Dataset entries:
************

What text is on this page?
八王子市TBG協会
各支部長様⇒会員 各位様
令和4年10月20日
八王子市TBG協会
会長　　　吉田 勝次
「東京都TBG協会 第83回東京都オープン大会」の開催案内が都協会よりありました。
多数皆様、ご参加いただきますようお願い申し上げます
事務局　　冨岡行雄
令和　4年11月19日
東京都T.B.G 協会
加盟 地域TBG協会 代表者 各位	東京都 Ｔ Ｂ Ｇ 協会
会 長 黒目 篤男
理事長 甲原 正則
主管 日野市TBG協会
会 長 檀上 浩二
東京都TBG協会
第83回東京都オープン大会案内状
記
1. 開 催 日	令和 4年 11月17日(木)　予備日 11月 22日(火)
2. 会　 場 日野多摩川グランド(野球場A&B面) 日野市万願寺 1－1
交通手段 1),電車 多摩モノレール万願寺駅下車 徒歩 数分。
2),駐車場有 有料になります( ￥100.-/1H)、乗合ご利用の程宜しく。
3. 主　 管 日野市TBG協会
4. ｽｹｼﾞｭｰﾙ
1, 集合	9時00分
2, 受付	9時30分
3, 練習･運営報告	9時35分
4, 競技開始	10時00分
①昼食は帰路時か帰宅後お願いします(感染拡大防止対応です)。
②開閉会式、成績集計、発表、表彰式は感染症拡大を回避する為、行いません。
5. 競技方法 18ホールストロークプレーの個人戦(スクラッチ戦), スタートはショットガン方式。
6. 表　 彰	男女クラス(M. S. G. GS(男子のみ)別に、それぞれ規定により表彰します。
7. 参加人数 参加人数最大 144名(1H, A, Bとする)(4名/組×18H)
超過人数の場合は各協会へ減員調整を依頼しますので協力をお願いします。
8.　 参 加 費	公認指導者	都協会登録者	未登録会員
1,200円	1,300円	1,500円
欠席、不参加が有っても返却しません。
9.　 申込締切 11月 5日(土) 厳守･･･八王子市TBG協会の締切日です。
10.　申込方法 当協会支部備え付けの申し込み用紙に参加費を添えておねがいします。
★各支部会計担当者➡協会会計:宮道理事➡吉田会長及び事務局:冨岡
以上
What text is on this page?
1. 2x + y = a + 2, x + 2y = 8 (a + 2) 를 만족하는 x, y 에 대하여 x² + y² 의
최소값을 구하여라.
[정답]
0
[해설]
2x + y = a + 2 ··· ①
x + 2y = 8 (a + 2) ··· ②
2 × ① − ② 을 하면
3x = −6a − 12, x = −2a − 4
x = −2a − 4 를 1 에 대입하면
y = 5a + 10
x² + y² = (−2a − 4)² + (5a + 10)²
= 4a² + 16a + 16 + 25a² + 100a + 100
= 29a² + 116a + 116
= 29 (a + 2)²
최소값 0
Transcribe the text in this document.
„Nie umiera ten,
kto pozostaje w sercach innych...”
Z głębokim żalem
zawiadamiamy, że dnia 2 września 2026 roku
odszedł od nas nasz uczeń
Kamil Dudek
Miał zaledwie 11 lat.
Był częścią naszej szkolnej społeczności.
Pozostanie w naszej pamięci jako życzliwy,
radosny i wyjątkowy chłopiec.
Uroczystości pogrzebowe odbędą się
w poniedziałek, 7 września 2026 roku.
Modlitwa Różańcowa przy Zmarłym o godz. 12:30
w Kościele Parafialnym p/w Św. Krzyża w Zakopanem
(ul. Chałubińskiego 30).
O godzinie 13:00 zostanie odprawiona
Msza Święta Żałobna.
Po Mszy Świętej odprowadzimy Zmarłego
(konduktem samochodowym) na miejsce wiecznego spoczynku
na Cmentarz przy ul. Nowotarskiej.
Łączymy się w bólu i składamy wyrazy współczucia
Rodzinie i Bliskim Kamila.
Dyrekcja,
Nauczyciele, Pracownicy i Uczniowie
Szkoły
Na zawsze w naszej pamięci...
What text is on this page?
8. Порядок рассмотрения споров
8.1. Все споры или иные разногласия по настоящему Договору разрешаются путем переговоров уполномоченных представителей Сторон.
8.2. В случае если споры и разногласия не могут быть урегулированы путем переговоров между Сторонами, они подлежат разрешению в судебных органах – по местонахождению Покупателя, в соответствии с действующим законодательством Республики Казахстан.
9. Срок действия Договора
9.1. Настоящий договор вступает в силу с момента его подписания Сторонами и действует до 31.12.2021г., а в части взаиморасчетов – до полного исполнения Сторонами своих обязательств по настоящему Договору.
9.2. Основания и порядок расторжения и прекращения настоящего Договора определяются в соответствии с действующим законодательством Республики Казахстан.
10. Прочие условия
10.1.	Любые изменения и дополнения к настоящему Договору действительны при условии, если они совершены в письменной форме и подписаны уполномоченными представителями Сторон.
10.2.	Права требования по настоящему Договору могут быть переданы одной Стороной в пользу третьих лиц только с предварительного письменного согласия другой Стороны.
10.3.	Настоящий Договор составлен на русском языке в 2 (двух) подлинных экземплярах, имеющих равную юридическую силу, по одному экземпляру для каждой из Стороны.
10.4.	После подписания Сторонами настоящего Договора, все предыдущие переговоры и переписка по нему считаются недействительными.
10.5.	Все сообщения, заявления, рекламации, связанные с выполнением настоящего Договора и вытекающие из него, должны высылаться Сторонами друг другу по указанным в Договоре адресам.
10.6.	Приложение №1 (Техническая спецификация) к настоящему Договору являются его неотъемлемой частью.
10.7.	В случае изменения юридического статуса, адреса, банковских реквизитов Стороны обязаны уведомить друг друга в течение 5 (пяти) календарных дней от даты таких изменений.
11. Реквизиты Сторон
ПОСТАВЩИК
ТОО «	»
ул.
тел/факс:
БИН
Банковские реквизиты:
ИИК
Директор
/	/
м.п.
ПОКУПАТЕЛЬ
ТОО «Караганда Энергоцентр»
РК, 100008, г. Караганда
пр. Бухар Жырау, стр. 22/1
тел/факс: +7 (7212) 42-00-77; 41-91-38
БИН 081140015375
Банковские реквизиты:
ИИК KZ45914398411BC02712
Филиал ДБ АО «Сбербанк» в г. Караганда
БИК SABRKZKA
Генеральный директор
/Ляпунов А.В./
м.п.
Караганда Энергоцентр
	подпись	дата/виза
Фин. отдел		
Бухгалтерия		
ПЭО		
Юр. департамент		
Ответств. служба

************

Output all preceding records character for character.

* _ANSWER FOR THIS EXERCISE_
What text is on this page?
八王子市TBG協会
各支部長様⇒会員 各位様
令和4年10月20日
八王子市TBG協会
会長　　　吉田 勝次
「東京都TBG協会 第83回東京都オープン大会」の開催案内が都協会よりありました。
多数皆様、ご参加いただきますようお願い申し上げます
事務局　　冨岡行雄
令和　4年11月19日
東京都T.B.G 協会
加盟 地域TBG協会 代表者 各位	東京都 Ｔ Ｂ Ｇ 協会
会 長 黒目 篤男
理事長 甲原 正則
主管 日野市TBG協会
会 長 檀上 浩二
東京都TBG協会
第83回東京都オープン大会案内状
記
1. 開 催 日	令和 4年 11月17日(木)　予備日 11月 22日(火)
2. 会　 場 日野多摩川グランド(野球場A&B面) 日野市万願寺 1－1
交通手段 1),電車 多摩モノレール万願寺駅下車 徒歩 数分。
2),駐車場有 有料になります( ￥100.-/1H)、乗合ご利用の程宜しく。
3. 主　 管 日野市TBG協会
4. ｽｹｼﾞｭｰﾙ
1, 集合	9時00分
2, 受付	9時30分
3, 練習･運営報告	9時35分
4, 競技開始	10時00分
①昼食は帰路時か帰宅後お願いします(感染拡大防止対応です)。
②開閉会式、成績集計、発表、表彰式は感染症拡大を回避する為、行いません。
5. 競技方法 18ホールストロークプレーの個人戦(スクラッチ戦), スタートはショットガン方式。
6. 表　 彰	男女クラス(M. S. G. GS(男子のみ)別に、それぞれ規定により表彰します。
7. 参加人数 参加人数最大 144名(1H, A, Bとする)(4名/組×18H)
超過人数の場合は各協会へ減員調整を依頼しますので協力をお願いします。
8.　 参 加 費	公認指導者	都協会登録者	未登録会員
1,200円	1,300円	1,500円
欠席、不参加が有っても返却しません。
9.　 申込締切 11月 5日(土) 厳守･･･八王子市TBG協会の締切日です。
10.　申込方法 当協会支部備え付けの申し込み用紙に参加費を添えておねがいします。
★各支部会計担当者➡協会会計:宮道理事➡吉田会長及び事務局:冨岡
以上
What text is on this page?
1. 2x + y = a + 2, x + 2y = 8 (a + 2) 를 만족하는 x, y 에 대하여 x² + y² 의
최소값을 구하여라.
[정답]
0
[해설]
2x + y = a + 2 ··· ①
x + 2y = 8 (a + 2) ··· ②
2 × ① − ② 을 하면
3x = −6a − 12, x = −2a − 4
x = −2a − 4 를 1 에 대입하면
y = 5a + 10
x² + y² = (−2a − 4)² + (5a + 10)²
= 4a² + 16a + 16 + 25a² + 100a + 100
= 29a² + 116a + 116
= 29 (a + 2)²
최소값 0
Transcribe the text in this document.
„Nie umiera ten,
kto pozostaje w sercach innych...”
Z głębokim żalem
zawiadamiamy, że dnia 2 września 2026 roku
odszedł od nas nasz uczeń
Kamil Dudek
Miał zaledwie 11 lat.
Był częścią naszej szkolnej społeczności.
Pozostanie w naszej pamięci jako życzliwy,
radosny i wyjątkowy chłopiec.
Uroczystości pogrzebowe odbędą się
w poniedziałek, 7 września 2026 roku.
Modlitwa Różańcowa przy Zmarłym o godz. 12:30
w Kościele Parafialnym p/w Św. Krzyża w Zakopanem
(ul. Chałubińskiego 30).
O godzinie 13:00 zostanie odprawiona
Msza Święta Żałobna.
Po Mszy Świętej odprowadzimy Zmarłego
(konduktem samochodowym) na miejsce wiecznego spoczynku
na Cmentarz przy ul. Nowotarskiej.
Łączymy się w bólu i składamy wyrazy współczucia
Rodzinie i Bliskim Kamila.
Dyrekcja,
Nauczyciele, Pracownicy i Uczniowie
Szkoły
Na zawsze w naszej pamięci...
What text is on this page?
8. Порядок рассмотрения споров
8.1. Все споры или иные разногласия по настоящему Договору разрешаются путем переговоров уполномоченных представителей Сторон.
8.2. В случае если споры и разногласия не могут быть урегулированы путем переговоров между Сторонами, они подлежат разрешению в судебных органах – по местонахождению Покупателя, в соответствии с действующим законодательством Республики Казахстан.
9. Срок действия Договора
9.1. Настоящий договор вступает в силу с момента его подписания Сторонами и действует до 31.12.2021г., а в части взаиморасчетов – до полного исполнения Сторонами своих обязательств по настоящему Договору.
9.2. Основания и порядок расторжения и прекращения настоящего Договора определяются в соответствии с действующим законодательством Республики Казахстан.
10. Прочие условия
10.1.	Любые изменения и дополнения к настоящему Договору действительны при условии, если они совершены в письменной форме и подписаны уполномоченными представителями Сторон.
10.2.	Права требования по настоящему Договору могут быть переданы одной Стороной в пользу третьих лиц только с предварительного письменного согласия другой Стороны.
10.3.	Настоящий Договор составлен на русском языке в 2 (двух) подлинных экземплярах, имеющих равную юридическую силу, по одному экземпляру для каждой из Стороны.
10.4.	После подписания Сторонами настоящего Договора, все предыдущие переговоры и переписка по нему считаются недействительными.
10.5.	Все сообщения, заявления, рекламации, связанные с выполнением настоящего Договора и вытекающие из него, должны высылаться Сторонами друг другу по указанным в Договоре адресам.
10.6.	Приложение №1 (Техническая спецификация) к настоящему Договору являются его неотъемлемой частью.
10.7.	В случае изменения юридического статуса, адреса, банковских реквизитов Стороны обязаны уведомить друг друга в течение 5 (пяти) календарных дней от даты таких изменений.
11. Реквизиты Сторон
ПОСТАВЩИК
ТОО «	»
ул.
тел/факс:
БИН
Банковские реквизиты:
ИИК
Директор
/	/
м.п.
ПОКУПАТЕЛЬ
ТОО «Караганда Энергоцентр»
РК, 100008, г. Караганда
пр. Бухар Жырау, стр. 22/1
тел/факс: +7 (7212) 42-00-77; 41-91-38
БИН 081140015375
Банковские реквизиты:
ИИК KZ45914398411BC02712
Филиал ДБ АО «Сбербанк» в г. Караганда
БИК SABRKZKA
Генеральный директор
/Ляпунов А.В./
м.п.
Караганда Энергоцентр
	подпись	дата/виза
Фин. отдел		
Бухгалтерия		
ПЭО		
Юр. департамент		
Ответств. служба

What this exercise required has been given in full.